What to work on: The records that follow are to be transcribed in full, without their images.

====== Material supplied

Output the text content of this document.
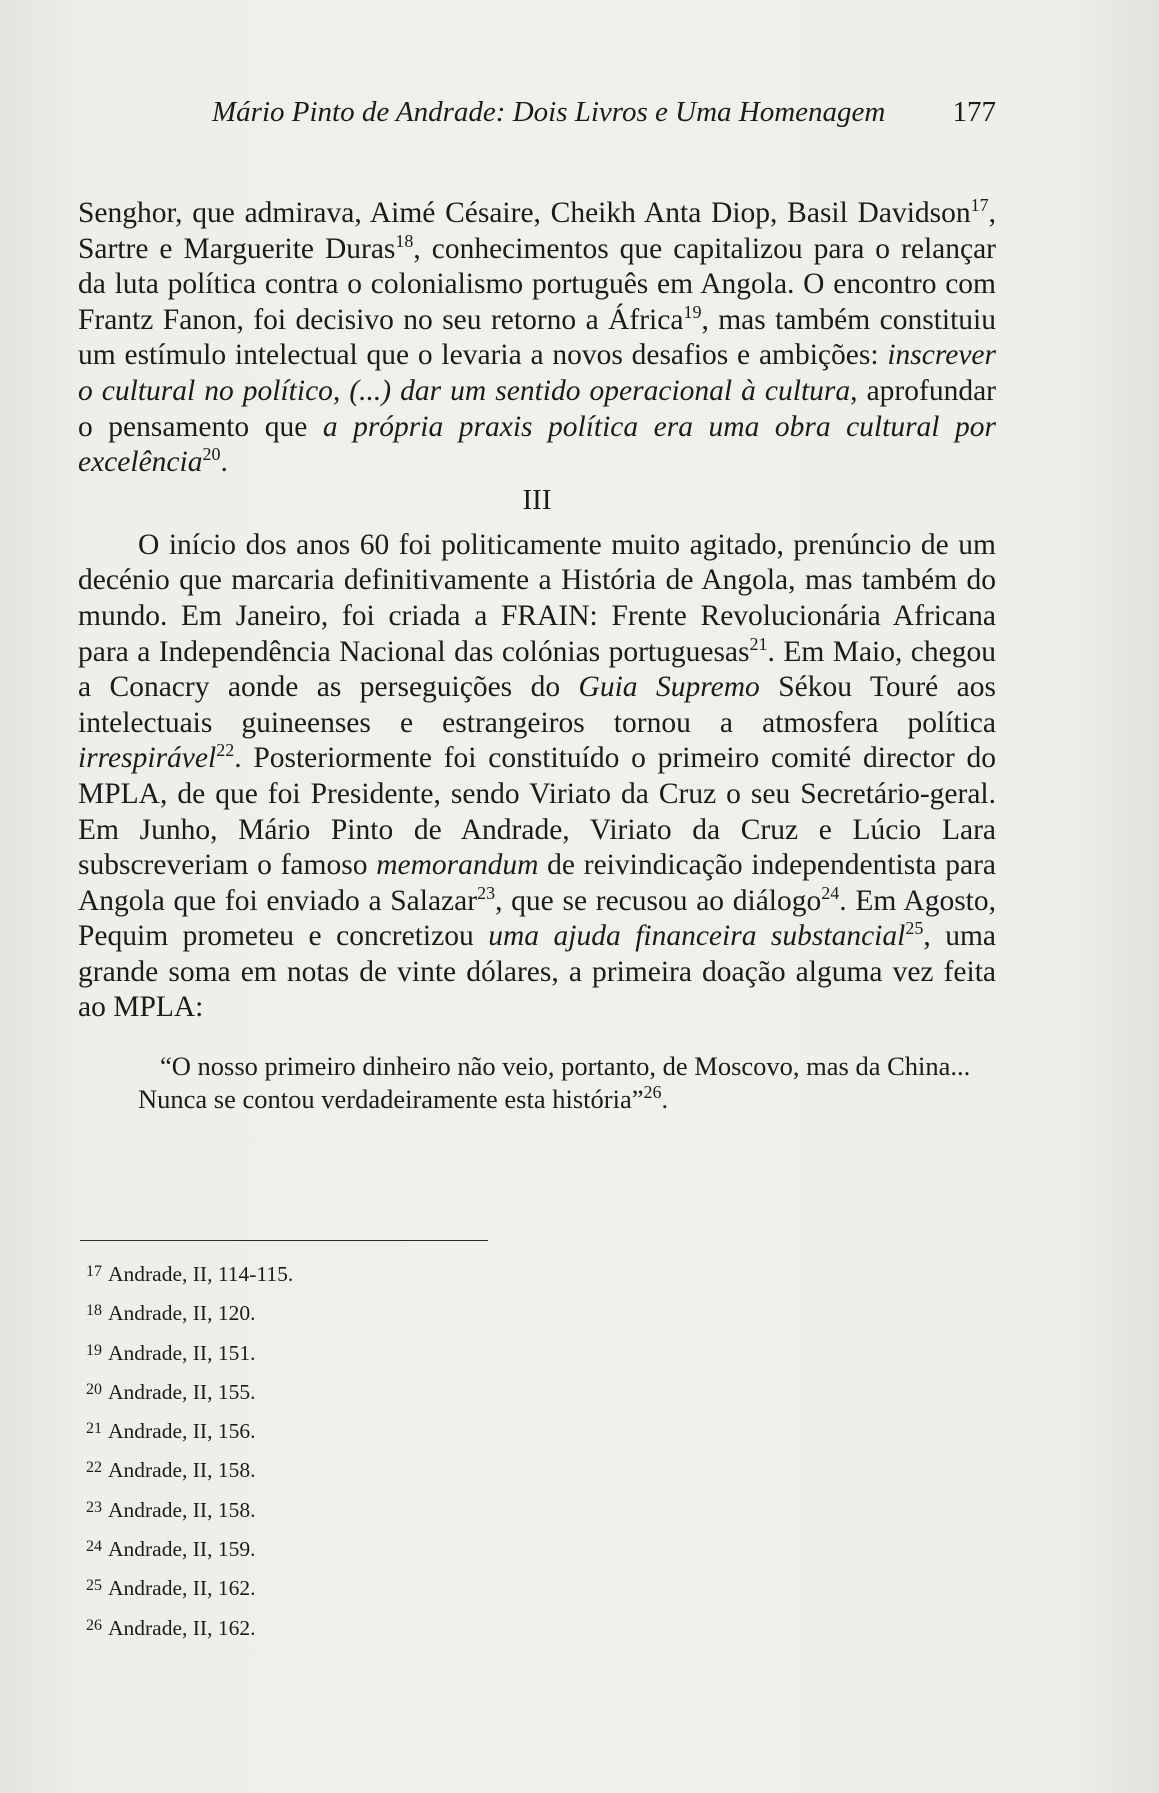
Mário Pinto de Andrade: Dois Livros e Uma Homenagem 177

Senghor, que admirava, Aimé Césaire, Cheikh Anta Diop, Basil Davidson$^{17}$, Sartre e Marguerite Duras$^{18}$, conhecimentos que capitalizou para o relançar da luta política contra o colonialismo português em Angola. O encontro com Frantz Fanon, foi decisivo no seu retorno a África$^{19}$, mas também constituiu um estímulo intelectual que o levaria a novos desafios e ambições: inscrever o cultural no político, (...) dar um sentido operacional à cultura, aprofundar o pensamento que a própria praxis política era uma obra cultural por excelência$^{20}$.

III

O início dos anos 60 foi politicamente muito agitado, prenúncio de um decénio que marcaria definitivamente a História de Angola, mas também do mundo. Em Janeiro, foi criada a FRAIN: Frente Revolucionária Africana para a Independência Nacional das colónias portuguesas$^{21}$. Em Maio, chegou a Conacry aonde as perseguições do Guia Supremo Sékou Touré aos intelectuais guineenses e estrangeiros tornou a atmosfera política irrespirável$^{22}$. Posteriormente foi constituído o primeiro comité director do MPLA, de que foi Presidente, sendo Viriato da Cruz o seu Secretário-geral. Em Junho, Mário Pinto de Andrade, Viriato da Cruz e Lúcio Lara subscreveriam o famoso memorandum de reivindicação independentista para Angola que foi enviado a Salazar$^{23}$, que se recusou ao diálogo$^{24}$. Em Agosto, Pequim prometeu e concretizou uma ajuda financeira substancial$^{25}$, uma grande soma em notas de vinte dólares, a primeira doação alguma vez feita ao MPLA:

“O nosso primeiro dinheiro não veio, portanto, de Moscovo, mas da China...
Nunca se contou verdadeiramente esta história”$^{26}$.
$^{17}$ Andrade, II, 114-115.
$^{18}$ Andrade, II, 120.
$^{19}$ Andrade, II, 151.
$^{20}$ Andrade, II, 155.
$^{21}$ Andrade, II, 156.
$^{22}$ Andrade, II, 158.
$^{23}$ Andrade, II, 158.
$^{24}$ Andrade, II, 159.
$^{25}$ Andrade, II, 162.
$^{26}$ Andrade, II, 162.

============

Exercise solution:
Output the text content of this document.
Mário Pinto de Andrade: Dois Livros e Uma Homenagem 177

Senghor, que admirava, Aimé Césaire, Cheikh Anta Diop, Basil Davidson$^{17}$, Sartre e Marguerite Duras$^{18}$, conhecimentos que capitalizou para o relançar da luta política contra o colonialismo português em Angola. O encontro com Frantz Fanon, foi decisivo no seu retorno a África$^{19}$, mas também constituiu um estímulo intelectual que o levaria a novos desafios e ambições: inscrever o cultural no político, (...) dar um sentido operacional à cultura, aprofundar o pensamento que a própria praxis política era uma obra cultural por excelência$^{20}$.

III

O início dos anos 60 foi politicamente muito agitado, prenúncio de um decénio que marcaria definitivamente a História de Angola, mas também do mundo. Em Janeiro, foi criada a FRAIN: Frente Revolucionária Africana para a Independência Nacional das colónias portuguesas$^{21}$. Em Maio, chegou a Conacry aonde as perseguições do Guia Supremo Sékou Touré aos intelectuais guineenses e estrangeiros tornou a atmosfera política irrespirável$^{22}$. Posteriormente foi constituído o primeiro comité director do MPLA, de que foi Presidente, sendo Viriato da Cruz o seu Secretário-geral. Em Junho, Mário Pinto de Andrade, Viriato da Cruz e Lúcio Lara subscreveriam o famoso memorandum de reivindicação independentista para Angola que foi enviado a Salazar$^{23}$, que se recusou ao diálogo$^{24}$. Em Agosto, Pequim prometeu e concretizou uma ajuda financeira substancial$^{25}$, uma grande soma em notas de vinte dólares, a primeira doação alguma vez feita ao MPLA:

“O nosso primeiro dinheiro não veio, portanto, de Moscovo, mas da China...
Nunca se contou verdadeiramente esta história”$^{26}$.
$^{17}$ Andrade, II, 114-115.
$^{18}$ Andrade, II, 120.
$^{19}$ Andrade, II, 151.
$^{20}$ Andrade, II, 155.
$^{21}$ Andrade, II, 156.
$^{22}$ Andrade, II, 158.
$^{23}$ Andrade, II, 158.
$^{24}$ Andrade, II, 159.
$^{25}$ Andrade, II, 162.
$^{26}$ Andrade, II, 162.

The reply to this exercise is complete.